--- BEGIN Exercise input ---
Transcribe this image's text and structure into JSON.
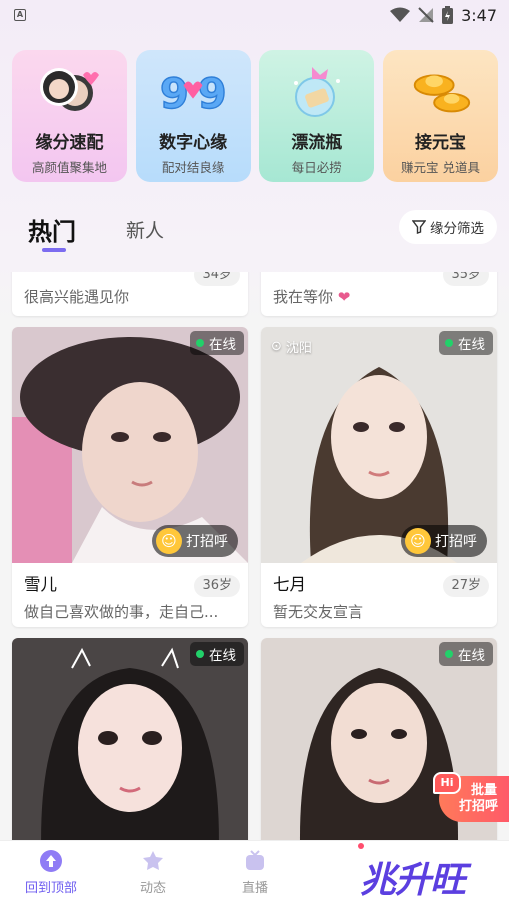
{
  "status_bar": {
    "time": "3:47",
    "notification_icon": "A"
  },
  "features": [
    {
      "title": "缘分速配",
      "subtitle": "高颜值聚集地",
      "icon": "couple-avatars-icon"
    },
    {
      "title": "数字心缘",
      "subtitle": "配对结良缘",
      "icon": "digits-heart-icon"
    },
    {
      "title": "漂流瓶",
      "subtitle": "每日必捞",
      "icon": "drift-bottle-icon"
    },
    {
      "title": "接元宝",
      "subtitle": "赚元宝 兑道具",
      "icon": "gold-ingot-icon"
    }
  ],
  "tabs": {
    "hot": "热门",
    "new": "新人"
  },
  "filter_label": "缘分筛选",
  "cards_partial": [
    {
      "name": "",
      "age": "34岁",
      "bio": "很高兴能遇见你"
    },
    {
      "name": "",
      "age": "35岁",
      "bio": "我在等你"
    }
  ],
  "cards": [
    {
      "name": "雪儿",
      "age": "36岁",
      "bio": "做自己喜欢做的事，走自己...",
      "online": "在线",
      "greet": "打招呼",
      "location": ""
    },
    {
      "name": "七月",
      "age": "27岁",
      "bio": "暂无交友宣言",
      "online": "在线",
      "greet": "打招呼",
      "location": "沈阳"
    },
    {
      "online": "在线"
    },
    {
      "online": "在线"
    }
  ],
  "batch_greet": {
    "hi": "Hi",
    "line1": "批量",
    "line2": "打招呼"
  },
  "nav": {
    "top": "回到顶部",
    "moments": "动态",
    "live": "直播",
    "brand": "兆升旺"
  },
  "colors": {
    "accent": "#6f5ef0",
    "online": "#22d16a"
  }
}
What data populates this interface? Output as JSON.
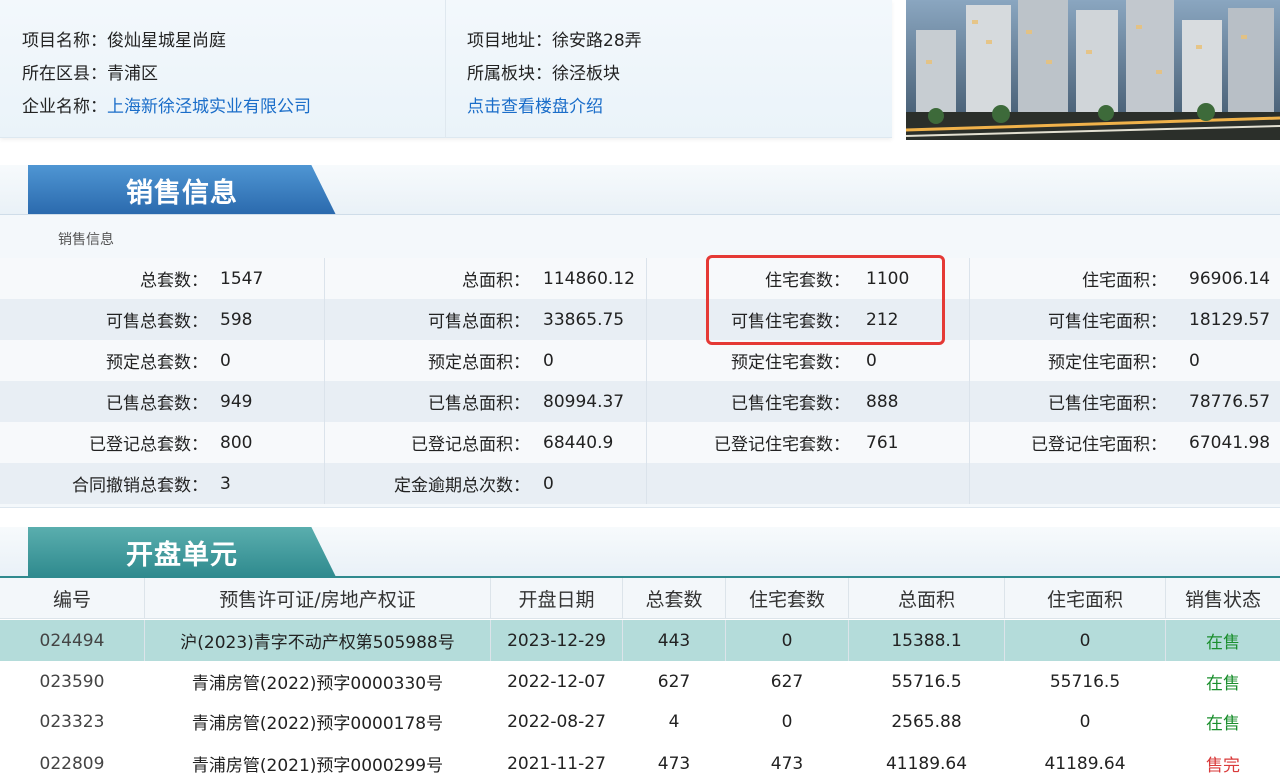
{
  "project": {
    "name_label": "项目名称：",
    "name_value": "俊灿星城星尚庭",
    "district_label": "所在区县：",
    "district_value": "青浦区",
    "company_label": "企业名称：",
    "company_value": "上海新徐泾城实业有限公司",
    "address_label": "项目地址：",
    "address_value": "徐安路28弄",
    "block_label": "所属板块：",
    "block_value": "徐泾板块",
    "intro_link": "点击查看楼盘介绍"
  },
  "sales": {
    "section_title": "销售信息",
    "caption": "销售信息",
    "rows": [
      [
        [
          "总套数：",
          "1547"
        ],
        [
          "总面积：",
          "114860.12"
        ],
        [
          "住宅套数：",
          "1100"
        ],
        [
          "住宅面积：",
          "96906.14"
        ]
      ],
      [
        [
          "可售总套数：",
          "598"
        ],
        [
          "可售总面积：",
          "33865.75"
        ],
        [
          "可售住宅套数：",
          "212"
        ],
        [
          "可售住宅面积：",
          "18129.57"
        ]
      ],
      [
        [
          "预定总套数：",
          "0"
        ],
        [
          "预定总面积：",
          "0"
        ],
        [
          "预定住宅套数：",
          "0"
        ],
        [
          "预定住宅面积：",
          "0"
        ]
      ],
      [
        [
          "已售总套数：",
          "949"
        ],
        [
          "已售总面积：",
          "80994.37"
        ],
        [
          "已售住宅套数：",
          "888"
        ],
        [
          "已售住宅面积：",
          "78776.57"
        ]
      ],
      [
        [
          "已登记总套数：",
          "800"
        ],
        [
          "已登记总面积：",
          "68440.9"
        ],
        [
          "已登记住宅套数：",
          "761"
        ],
        [
          "已登记住宅面积：",
          "67041.98"
        ]
      ],
      [
        [
          "合同撤销总套数：",
          "3"
        ],
        [
          "定金逾期总次数：",
          "0"
        ],
        [
          "",
          ""
        ],
        [
          "",
          ""
        ]
      ]
    ]
  },
  "units": {
    "section_title": "开盘单元",
    "headers": [
      "编号",
      "预售许可证/房地产权证",
      "开盘日期",
      "总套数",
      "住宅套数",
      "总面积",
      "住宅面积",
      "销售状态"
    ],
    "rows": [
      [
        "024494",
        "沪(2023)青字不动产权第505988号",
        "2023-12-29",
        "443",
        "0",
        "15388.1",
        "0",
        "在售"
      ],
      [
        "023590",
        "青浦房管(2022)预字0000330号",
        "2022-12-07",
        "627",
        "627",
        "55716.5",
        "55716.5",
        "在售"
      ],
      [
        "023323",
        "青浦房管(2022)预字0000178号",
        "2022-08-27",
        "4",
        "0",
        "2565.88",
        "0",
        "在售"
      ],
      [
        "022809",
        "青浦房管(2021)预字0000299号",
        "2021-11-27",
        "473",
        "473",
        "41189.64",
        "41189.64",
        "售完"
      ]
    ]
  },
  "colors": {
    "on_sale": "#1b8f2e",
    "sold_out": "#d93a3a",
    "highlight": "#e53935",
    "link": "#1a6dc9"
  }
}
--- END Exercise input ---
Request — Print the whole listing above once more, word for word, without its pictures.

In response —
Transcribe this image's text and structure into JSON.
{
  "status_bar": {
    "time": "3:47",
    "notification_icon": "A"
  },
  "features": [
    {
      "title": "缘分速配",
      "subtitle": "高颜值聚集地",
      "icon": "couple-avatars-icon"
    },
    {
      "title": "数字心缘",
      "subtitle": "配对结良缘",
      "icon": "digits-heart-icon"
    },
    {
      "title": "漂流瓶",
      "subtitle": "每日必捞",
      "icon": "drift-bottle-icon"
    },
    {
      "title": "接元宝",
      "subtitle": "赚元宝 兑道具",
      "icon": "gold-ingot-icon"
    }
  ],
  "tabs": {
    "hot": "热门",
    "new": "新人"
  },
  "filter_label": "缘分筛选",
  "cards_partial": [
    {
      "name": "",
      "age": "34岁",
      "bio": "很高兴能遇见你"
    },
    {
      "name": "",
      "age": "35岁",
      "bio": "我在等你"
    }
  ],
  "cards": [
    {
      "name": "雪儿",
      "age": "36岁",
      "bio": "做自己喜欢做的事，走自己...",
      "online": "在线",
      "greet": "打招呼",
      "location": ""
    },
    {
      "name": "七月",
      "age": "27岁",
      "bio": "暂无交友宣言",
      "online": "在线",
      "greet": "打招呼",
      "location": "沈阳"
    },
    {
      "online": "在线"
    },
    {
      "online": "在线"
    }
  ],
  "batch_greet": {
    "hi": "Hi",
    "line1": "批量",
    "line2": "打招呼"
  },
  "nav": {
    "top": "回到顶部",
    "moments": "动态",
    "live": "直播",
    "brand": "兆升旺"
  },
  "colors": {
    "accent": "#6f5ef0",
    "online": "#22d16a"
  }
}
What data populates this interface? Output as JSON.
{
  "project": {
    "name_label": "项目名称：",
    "name_value": "俊灿星城星尚庭",
    "district_label": "所在区县：",
    "district_value": "青浦区",
    "company_label": "企业名称：",
    "company_value": "上海新徐泾城实业有限公司",
    "address_label": "项目地址：",
    "address_value": "徐安路28弄",
    "block_label": "所属板块：",
    "block_value": "徐泾板块",
    "intro_link": "点击查看楼盘介绍"
  },
  "sales": {
    "section_title": "销售信息",
    "caption": "销售信息",
    "rows": [
      [
        [
          "总套数：",
          "1547"
        ],
        [
          "总面积：",
          "114860.12"
        ],
        [
          "住宅套数：",
          "1100"
        ],
        [
          "住宅面积：",
          "96906.14"
        ]
      ],
      [
        [
          "可售总套数：",
          "598"
        ],
        [
          "可售总面积：",
          "33865.75"
        ],
        [
          "可售住宅套数：",
          "212"
        ],
        [
          "可售住宅面积：",
          "18129.57"
        ]
      ],
      [
        [
          "预定总套数：",
          "0"
        ],
        [
          "预定总面积：",
          "0"
        ],
        [
          "预定住宅套数：",
          "0"
        ],
        [
          "预定住宅面积：",
          "0"
        ]
      ],
      [
        [
          "已售总套数：",
          "949"
        ],
        [
          "已售总面积：",
          "80994.37"
        ],
        [
          "已售住宅套数：",
          "888"
        ],
        [
          "已售住宅面积：",
          "78776.57"
        ]
      ],
      [
        [
          "已登记总套数：",
          "800"
        ],
        [
          "已登记总面积：",
          "68440.9"
        ],
        [
          "已登记住宅套数：",
          "761"
        ],
        [
          "已登记住宅面积：",
          "67041.98"
        ]
      ],
      [
        [
          "合同撤销总套数：",
          "3"
        ],
        [
          "定金逾期总次数：",
          "0"
        ],
        [
          "",
          ""
        ],
        [
          "",
          ""
        ]
      ]
    ]
  },
  "units": {
    "section_title": "开盘单元",
    "headers": [
      "编号",
      "预售许可证/房地产权证",
      "开盘日期",
      "总套数",
      "住宅套数",
      "总面积",
      "住宅面积",
      "销售状态"
    ],
    "rows": [
      [
        "024494",
        "沪(2023)青字不动产权第505988号",
        "2023-12-29",
        "443",
        "0",
        "15388.1",
        "0",
        "在售"
      ],
      [
        "023590",
        "青浦房管(2022)预字0000330号",
        "2022-12-07",
        "627",
        "627",
        "55716.5",
        "55716.5",
        "在售"
      ],
      [
        "023323",
        "青浦房管(2022)预字0000178号",
        "2022-08-27",
        "4",
        "0",
        "2565.88",
        "0",
        "在售"
      ],
      [
        "022809",
        "青浦房管(2021)预字0000299号",
        "2021-11-27",
        "473",
        "473",
        "41189.64",
        "41189.64",
        "售完"
      ]
    ]
  },
  "colors": {
    "on_sale": "#1b8f2e",
    "sold_out": "#d93a3a",
    "highlight": "#e53935",
    "link": "#1a6dc9"
  }
}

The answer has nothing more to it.